**Exercise material**:

───

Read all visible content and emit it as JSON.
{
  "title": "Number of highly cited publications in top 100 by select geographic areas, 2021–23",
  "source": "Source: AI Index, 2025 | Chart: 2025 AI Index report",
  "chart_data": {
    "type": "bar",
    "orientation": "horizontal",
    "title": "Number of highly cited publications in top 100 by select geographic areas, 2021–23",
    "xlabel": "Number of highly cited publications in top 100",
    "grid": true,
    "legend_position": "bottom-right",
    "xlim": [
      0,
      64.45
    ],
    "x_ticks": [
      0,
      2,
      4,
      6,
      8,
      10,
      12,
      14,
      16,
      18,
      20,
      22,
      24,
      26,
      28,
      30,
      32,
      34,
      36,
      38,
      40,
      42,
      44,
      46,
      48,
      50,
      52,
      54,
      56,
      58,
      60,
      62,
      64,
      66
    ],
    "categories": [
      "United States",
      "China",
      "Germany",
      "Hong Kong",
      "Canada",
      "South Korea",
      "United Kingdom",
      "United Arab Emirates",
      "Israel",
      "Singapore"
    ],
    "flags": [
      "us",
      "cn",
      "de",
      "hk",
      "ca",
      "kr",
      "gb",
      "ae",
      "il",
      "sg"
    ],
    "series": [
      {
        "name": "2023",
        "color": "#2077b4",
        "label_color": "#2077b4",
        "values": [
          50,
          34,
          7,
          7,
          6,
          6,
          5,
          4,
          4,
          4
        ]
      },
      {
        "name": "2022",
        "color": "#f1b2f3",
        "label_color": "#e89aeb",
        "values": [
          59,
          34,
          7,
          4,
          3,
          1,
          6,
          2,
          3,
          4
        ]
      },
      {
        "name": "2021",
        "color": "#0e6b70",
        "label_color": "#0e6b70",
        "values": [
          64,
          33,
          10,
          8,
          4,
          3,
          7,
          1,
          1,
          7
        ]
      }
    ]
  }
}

───

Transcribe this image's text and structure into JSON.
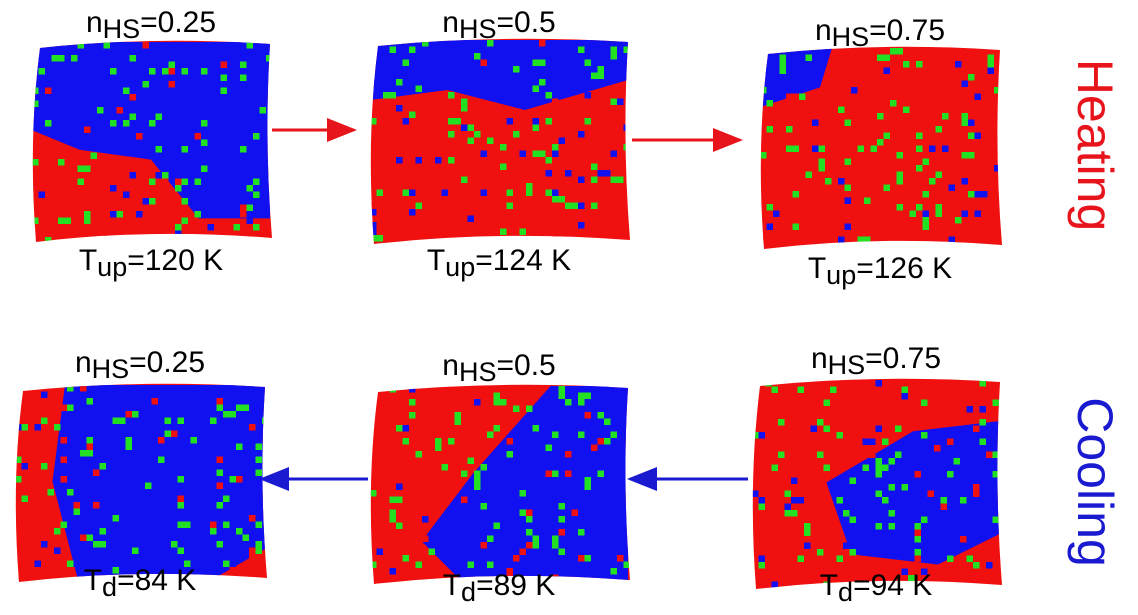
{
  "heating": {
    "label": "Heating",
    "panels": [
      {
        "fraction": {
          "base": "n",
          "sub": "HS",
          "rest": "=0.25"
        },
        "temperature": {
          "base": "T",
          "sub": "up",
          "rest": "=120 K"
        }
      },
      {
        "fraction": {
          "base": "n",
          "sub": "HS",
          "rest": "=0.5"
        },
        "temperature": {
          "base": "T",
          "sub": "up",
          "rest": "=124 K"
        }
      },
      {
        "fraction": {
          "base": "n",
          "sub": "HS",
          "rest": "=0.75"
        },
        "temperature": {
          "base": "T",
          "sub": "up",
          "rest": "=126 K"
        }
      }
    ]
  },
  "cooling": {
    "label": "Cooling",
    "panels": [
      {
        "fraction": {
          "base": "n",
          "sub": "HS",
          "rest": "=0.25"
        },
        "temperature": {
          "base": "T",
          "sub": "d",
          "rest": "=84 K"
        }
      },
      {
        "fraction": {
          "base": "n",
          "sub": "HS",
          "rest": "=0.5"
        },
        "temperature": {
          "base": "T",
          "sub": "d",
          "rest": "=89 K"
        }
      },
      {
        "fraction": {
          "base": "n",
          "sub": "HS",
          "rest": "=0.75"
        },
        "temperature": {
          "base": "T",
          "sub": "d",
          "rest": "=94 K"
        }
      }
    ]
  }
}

───

**Objective**: Look through the material above and pick out each line holding the word "United".

**Exercise output**:
      "United States",
      "United Kingdom",
      "United Arab Emirates",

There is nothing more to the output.